** Information supplied **
>> BEGIN

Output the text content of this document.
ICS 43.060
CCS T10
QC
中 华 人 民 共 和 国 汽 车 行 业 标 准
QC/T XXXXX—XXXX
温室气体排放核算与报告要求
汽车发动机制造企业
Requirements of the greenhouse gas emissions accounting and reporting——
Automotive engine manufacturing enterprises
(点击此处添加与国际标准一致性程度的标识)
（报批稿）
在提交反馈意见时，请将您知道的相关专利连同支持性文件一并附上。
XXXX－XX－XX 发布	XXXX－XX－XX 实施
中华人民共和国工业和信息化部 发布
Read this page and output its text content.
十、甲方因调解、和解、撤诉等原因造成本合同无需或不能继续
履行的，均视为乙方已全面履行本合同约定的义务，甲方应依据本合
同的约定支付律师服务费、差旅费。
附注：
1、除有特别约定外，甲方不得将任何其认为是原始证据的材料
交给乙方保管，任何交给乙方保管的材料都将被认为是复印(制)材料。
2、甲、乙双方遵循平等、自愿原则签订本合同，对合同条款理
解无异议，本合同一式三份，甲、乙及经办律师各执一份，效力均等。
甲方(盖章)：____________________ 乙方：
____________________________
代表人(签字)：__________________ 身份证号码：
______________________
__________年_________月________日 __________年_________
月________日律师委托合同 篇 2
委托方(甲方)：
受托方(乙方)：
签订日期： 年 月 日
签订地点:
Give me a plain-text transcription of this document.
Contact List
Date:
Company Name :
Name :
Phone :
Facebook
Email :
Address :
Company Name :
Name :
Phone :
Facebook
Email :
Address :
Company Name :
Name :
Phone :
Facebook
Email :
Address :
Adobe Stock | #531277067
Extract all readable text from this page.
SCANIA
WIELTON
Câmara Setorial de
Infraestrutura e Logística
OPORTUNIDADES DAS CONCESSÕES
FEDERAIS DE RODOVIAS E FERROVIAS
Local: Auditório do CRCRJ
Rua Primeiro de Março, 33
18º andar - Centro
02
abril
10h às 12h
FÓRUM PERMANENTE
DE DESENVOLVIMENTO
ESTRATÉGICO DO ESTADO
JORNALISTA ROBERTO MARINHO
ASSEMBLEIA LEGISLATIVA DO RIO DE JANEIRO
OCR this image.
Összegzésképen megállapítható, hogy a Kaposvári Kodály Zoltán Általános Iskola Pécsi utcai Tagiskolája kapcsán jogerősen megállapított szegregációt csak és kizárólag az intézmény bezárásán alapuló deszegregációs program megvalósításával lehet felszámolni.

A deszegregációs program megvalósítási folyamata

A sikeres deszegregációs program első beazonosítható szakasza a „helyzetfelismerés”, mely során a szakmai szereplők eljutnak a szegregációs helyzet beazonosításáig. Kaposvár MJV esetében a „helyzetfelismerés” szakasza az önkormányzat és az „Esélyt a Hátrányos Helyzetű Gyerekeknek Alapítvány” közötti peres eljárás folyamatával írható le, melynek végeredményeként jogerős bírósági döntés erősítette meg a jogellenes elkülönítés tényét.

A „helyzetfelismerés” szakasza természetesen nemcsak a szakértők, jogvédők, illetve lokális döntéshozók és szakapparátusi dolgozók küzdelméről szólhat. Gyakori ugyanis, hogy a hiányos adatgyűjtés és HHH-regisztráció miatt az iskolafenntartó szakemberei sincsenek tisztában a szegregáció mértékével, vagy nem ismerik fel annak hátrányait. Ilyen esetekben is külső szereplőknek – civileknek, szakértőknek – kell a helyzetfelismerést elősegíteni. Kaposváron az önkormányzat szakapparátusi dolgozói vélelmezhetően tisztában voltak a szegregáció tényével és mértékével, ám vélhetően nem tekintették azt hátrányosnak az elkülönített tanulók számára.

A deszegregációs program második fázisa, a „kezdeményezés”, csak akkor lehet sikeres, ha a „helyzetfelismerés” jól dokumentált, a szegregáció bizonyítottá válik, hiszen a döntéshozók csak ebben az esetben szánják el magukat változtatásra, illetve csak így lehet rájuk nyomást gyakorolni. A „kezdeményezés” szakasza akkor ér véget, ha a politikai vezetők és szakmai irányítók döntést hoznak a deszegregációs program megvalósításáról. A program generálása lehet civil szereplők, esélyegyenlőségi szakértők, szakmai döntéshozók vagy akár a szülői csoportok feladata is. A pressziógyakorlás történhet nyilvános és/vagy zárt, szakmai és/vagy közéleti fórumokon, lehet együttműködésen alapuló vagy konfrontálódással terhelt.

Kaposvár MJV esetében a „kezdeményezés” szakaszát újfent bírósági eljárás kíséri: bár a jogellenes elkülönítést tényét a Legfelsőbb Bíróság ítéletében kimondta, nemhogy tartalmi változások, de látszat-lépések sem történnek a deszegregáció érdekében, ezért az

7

>> END

** What to work on **
Write the material out again in its entirety, exactly as shown.

** The completed task **
Output the text content of this document.
ICS 43.060
CCS T10
QC
中 华 人 民 共 和 国 汽 车 行 业 标 准
QC/T XXXXX—XXXX
温室气体排放核算与报告要求
汽车发动机制造企业
Requirements of the greenhouse gas emissions accounting and reporting——
Automotive engine manufacturing enterprises
(点击此处添加与国际标准一致性程度的标识)
（报批稿）
在提交反馈意见时，请将您知道的相关专利连同支持性文件一并附上。
XXXX－XX－XX 发布	XXXX－XX－XX 实施
中华人民共和国工业和信息化部 发布
Read this page and output its text content.
十、甲方因调解、和解、撤诉等原因造成本合同无需或不能继续
履行的，均视为乙方已全面履行本合同约定的义务，甲方应依据本合
同的约定支付律师服务费、差旅费。
附注：
1、除有特别约定外，甲方不得将任何其认为是原始证据的材料
交给乙方保管，任何交给乙方保管的材料都将被认为是复印(制)材料。
2、甲、乙双方遵循平等、自愿原则签订本合同，对合同条款理
解无异议，本合同一式三份，甲、乙及经办律师各执一份，效力均等。
甲方(盖章)：____________________ 乙方：
____________________________
代表人(签字)：__________________ 身份证号码：
______________________
__________年_________月________日 __________年_________
月________日律师委托合同 篇 2
委托方(甲方)：
受托方(乙方)：
签订日期： 年 月 日
签订地点:
Give me a plain-text transcription of this document.
Contact List
Date:
Company Name :
Name :
Phone :
Facebook
Email :
Address :
Company Name :
Name :
Phone :
Facebook
Email :
Address :
Company Name :
Name :
Phone :
Facebook
Email :
Address :
Adobe Stock | #531277067
Extract all readable text from this page.
SCANIA
WIELTON
Câmara Setorial de
Infraestrutura e Logística
OPORTUNIDADES DAS CONCESSÕES
FEDERAIS DE RODOVIAS E FERROVIAS
Local: Auditório do CRCRJ
Rua Primeiro de Março, 33
18º andar - Centro
02
abril
10h às 12h
FÓRUM PERMANENTE
DE DESENVOLVIMENTO
ESTRATÉGICO DO ESTADO
JORNALISTA ROBERTO MARINHO
ASSEMBLEIA LEGISLATIVA DO RIO DE JANEIRO
OCR this image.
Összegzésképen megállapítható, hogy a Kaposvári Kodály Zoltán Általános Iskola Pécsi utcai Tagiskolája kapcsán jogerősen megállapított szegregációt csak és kizárólag az intézmény bezárásán alapuló deszegregációs program megvalósításával lehet felszámolni.

A deszegregációs program megvalósítási folyamata

A sikeres deszegregációs program első beazonosítható szakasza a „helyzetfelismerés”, mely során a szakmai szereplők eljutnak a szegregációs helyzet beazonosításáig. Kaposvár MJV esetében a „helyzetfelismerés” szakasza az önkormányzat és az „Esélyt a Hátrányos Helyzetű Gyerekeknek Alapítvány” közötti peres eljárás folyamatával írható le, melynek végeredményeként jogerős bírósági döntés erősítette meg a jogellenes elkülönítés tényét.

A „helyzetfelismerés” szakasza természetesen nemcsak a szakértők, jogvédők, illetve lokális döntéshozók és szakapparátusi dolgozók küzdelméről szólhat. Gyakori ugyanis, hogy a hiányos adatgyűjtés és HHH-regisztráció miatt az iskolafenntartó szakemberei sincsenek tisztában a szegregáció mértékével, vagy nem ismerik fel annak hátrányait. Ilyen esetekben is külső szereplőknek – civileknek, szakértőknek – kell a helyzetfelismerést elősegíteni. Kaposváron az önkormányzat szakapparátusi dolgozói vélelmezhetően tisztában voltak a szegregáció tényével és mértékével, ám vélhetően nem tekintették azt hátrányosnak az elkülönített tanulók számára.

A deszegregációs program második fázisa, a „kezdeményezés”, csak akkor lehet sikeres, ha a „helyzetfelismerés” jól dokumentált, a szegregáció bizonyítottá válik, hiszen a döntéshozók csak ebben az esetben szánják el magukat változtatásra, illetve csak így lehet rájuk nyomást gyakorolni. A „kezdeményezés” szakasza akkor ér véget, ha a politikai vezetők és szakmai irányítók döntést hoznak a deszegregációs program megvalósításáról. A program generálása lehet civil szereplők, esélyegyenlőségi szakértők, szakmai döntéshozók vagy akár a szülői csoportok feladata is. A pressziógyakorlás történhet nyilvános és/vagy zárt, szakmai és/vagy közéleti fórumokon, lehet együttműködésen alapuló vagy konfrontálódással terhelt.

Kaposvár MJV esetében a „kezdeményezés” szakaszát újfent bírósági eljárás kíséri: bár a jogellenes elkülönítést tényét a Legfelsőbb Bíróság ítéletében kimondta, nemhogy tartalmi változások, de látszat-lépések sem történnek a deszegregáció érdekében, ezért az

7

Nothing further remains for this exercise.